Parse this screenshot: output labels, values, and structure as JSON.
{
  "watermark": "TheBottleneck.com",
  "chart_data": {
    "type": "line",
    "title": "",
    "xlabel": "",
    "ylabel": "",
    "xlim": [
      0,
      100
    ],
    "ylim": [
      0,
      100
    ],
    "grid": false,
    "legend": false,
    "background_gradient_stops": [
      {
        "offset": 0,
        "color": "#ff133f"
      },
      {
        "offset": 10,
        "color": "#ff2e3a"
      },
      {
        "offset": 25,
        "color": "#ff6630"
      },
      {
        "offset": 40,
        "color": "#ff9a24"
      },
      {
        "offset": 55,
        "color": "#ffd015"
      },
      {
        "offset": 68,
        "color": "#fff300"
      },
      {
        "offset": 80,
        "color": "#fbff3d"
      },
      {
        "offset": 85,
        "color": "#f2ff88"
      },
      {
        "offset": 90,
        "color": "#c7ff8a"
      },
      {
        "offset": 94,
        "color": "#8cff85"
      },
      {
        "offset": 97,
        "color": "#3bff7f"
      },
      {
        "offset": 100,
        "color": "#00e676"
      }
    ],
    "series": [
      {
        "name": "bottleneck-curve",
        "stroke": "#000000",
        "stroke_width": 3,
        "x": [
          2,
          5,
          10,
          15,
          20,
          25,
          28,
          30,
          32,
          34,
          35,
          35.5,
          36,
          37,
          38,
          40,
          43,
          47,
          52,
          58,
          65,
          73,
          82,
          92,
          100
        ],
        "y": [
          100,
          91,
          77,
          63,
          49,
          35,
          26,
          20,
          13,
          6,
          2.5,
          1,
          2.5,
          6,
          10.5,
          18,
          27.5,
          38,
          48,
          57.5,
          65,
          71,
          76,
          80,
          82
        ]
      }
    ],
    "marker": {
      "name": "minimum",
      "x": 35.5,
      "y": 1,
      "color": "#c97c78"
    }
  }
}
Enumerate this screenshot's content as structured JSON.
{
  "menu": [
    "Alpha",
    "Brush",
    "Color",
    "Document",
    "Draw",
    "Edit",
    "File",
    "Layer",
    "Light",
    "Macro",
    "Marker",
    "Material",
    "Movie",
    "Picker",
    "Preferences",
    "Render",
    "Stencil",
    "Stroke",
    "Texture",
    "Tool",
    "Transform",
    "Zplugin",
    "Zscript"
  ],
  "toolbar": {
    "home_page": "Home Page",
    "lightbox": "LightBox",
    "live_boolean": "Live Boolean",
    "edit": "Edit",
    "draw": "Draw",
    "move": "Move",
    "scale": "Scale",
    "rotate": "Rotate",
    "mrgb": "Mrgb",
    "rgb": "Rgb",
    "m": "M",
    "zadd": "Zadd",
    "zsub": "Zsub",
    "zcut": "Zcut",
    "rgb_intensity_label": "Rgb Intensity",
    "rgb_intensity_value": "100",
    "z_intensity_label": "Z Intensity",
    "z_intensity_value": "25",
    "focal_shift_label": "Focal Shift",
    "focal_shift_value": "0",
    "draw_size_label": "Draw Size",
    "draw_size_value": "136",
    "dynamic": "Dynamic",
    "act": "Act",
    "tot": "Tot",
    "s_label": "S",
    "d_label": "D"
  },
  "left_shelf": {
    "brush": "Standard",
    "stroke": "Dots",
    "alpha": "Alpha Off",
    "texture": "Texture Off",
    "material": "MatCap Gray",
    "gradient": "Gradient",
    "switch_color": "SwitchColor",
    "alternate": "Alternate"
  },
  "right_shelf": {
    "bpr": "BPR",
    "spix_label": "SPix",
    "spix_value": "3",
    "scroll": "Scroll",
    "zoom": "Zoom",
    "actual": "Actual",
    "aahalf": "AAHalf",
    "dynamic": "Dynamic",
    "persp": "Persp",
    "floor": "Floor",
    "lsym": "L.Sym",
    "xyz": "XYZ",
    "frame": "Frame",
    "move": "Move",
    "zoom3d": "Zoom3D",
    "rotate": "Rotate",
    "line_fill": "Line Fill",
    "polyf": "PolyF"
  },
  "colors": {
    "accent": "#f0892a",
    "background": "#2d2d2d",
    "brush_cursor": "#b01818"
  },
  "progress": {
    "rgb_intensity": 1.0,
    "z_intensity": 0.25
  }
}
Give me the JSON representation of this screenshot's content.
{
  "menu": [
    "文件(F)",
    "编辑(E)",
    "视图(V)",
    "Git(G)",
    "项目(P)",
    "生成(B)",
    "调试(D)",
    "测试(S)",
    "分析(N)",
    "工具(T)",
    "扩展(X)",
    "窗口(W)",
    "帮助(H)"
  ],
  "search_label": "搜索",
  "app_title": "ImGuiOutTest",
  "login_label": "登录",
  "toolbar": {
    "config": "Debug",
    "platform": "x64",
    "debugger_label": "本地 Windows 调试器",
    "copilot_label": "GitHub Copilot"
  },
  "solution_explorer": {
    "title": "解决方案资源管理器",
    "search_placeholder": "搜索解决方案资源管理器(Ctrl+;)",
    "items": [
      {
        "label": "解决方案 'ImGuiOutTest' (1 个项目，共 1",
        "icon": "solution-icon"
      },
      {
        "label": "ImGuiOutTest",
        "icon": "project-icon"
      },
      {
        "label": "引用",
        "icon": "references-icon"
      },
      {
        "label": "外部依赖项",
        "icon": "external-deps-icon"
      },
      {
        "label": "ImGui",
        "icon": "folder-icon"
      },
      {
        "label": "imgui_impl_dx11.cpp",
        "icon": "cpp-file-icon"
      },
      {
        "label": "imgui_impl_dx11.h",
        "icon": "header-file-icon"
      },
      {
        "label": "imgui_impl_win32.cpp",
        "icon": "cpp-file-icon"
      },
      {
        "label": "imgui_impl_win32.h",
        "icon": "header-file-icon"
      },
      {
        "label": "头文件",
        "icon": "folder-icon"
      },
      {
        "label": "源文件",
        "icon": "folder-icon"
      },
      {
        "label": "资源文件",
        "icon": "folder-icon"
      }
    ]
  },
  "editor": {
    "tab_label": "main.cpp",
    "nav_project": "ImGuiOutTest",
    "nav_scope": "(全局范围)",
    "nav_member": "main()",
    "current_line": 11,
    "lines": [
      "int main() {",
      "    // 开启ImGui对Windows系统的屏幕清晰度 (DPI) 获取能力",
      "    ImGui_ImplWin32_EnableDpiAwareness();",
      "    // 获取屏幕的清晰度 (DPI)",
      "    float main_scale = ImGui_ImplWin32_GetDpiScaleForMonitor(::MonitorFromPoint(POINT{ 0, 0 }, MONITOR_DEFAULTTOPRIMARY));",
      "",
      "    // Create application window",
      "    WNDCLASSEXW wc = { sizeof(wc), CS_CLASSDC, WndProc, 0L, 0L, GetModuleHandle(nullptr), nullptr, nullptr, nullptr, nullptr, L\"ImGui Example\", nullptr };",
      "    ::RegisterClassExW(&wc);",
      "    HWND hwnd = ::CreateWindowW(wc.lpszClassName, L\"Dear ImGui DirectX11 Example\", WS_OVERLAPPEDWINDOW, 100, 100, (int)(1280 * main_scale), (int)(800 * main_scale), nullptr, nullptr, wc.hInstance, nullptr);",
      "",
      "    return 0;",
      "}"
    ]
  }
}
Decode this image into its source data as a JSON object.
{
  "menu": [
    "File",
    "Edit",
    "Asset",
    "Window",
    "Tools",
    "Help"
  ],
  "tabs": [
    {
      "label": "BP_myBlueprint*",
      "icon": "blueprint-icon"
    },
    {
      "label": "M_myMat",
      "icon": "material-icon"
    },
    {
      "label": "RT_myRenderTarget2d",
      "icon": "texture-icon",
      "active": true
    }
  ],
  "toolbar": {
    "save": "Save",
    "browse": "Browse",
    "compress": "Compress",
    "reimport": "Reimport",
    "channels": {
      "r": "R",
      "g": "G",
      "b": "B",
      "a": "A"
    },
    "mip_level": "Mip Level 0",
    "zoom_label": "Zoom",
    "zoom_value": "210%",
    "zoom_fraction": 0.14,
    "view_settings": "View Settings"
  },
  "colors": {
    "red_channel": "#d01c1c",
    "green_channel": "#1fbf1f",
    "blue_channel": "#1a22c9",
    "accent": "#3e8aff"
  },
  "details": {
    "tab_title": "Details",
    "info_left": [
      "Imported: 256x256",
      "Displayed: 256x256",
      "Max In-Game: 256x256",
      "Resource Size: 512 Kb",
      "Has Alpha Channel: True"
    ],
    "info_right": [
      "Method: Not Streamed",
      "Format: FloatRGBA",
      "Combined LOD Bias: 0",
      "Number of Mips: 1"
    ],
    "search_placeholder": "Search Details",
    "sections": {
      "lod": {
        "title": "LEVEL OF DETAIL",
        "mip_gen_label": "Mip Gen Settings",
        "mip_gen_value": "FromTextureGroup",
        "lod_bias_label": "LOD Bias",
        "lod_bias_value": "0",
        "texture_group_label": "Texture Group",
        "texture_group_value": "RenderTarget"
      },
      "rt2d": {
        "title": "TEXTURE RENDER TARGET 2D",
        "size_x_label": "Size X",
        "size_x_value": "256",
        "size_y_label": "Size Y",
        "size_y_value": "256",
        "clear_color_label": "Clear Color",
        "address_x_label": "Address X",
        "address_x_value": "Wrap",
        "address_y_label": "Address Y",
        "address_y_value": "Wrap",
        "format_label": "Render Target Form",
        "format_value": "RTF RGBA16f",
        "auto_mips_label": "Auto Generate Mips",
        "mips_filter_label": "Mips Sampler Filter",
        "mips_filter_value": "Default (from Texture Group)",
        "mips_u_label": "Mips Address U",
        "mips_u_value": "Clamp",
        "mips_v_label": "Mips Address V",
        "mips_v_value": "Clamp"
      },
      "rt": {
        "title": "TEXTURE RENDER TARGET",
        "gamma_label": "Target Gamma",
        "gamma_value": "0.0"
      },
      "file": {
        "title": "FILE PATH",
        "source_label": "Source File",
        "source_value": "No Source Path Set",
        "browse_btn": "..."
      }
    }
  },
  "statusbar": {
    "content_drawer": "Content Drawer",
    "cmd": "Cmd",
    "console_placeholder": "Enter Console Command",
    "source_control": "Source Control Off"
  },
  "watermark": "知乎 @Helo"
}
________________________________________
__AIM__
Look through the data and gather every line with the string "ImGuiOutTest" in it.

__THE RESPONSE__
  "app_title": "ImGuiOutTest",
        "label": "解决方案 'ImGuiOutTest' (1 个项目，共 1",
        "label": "ImGuiOutTest",
    "nav_project": "ImGuiOutTest",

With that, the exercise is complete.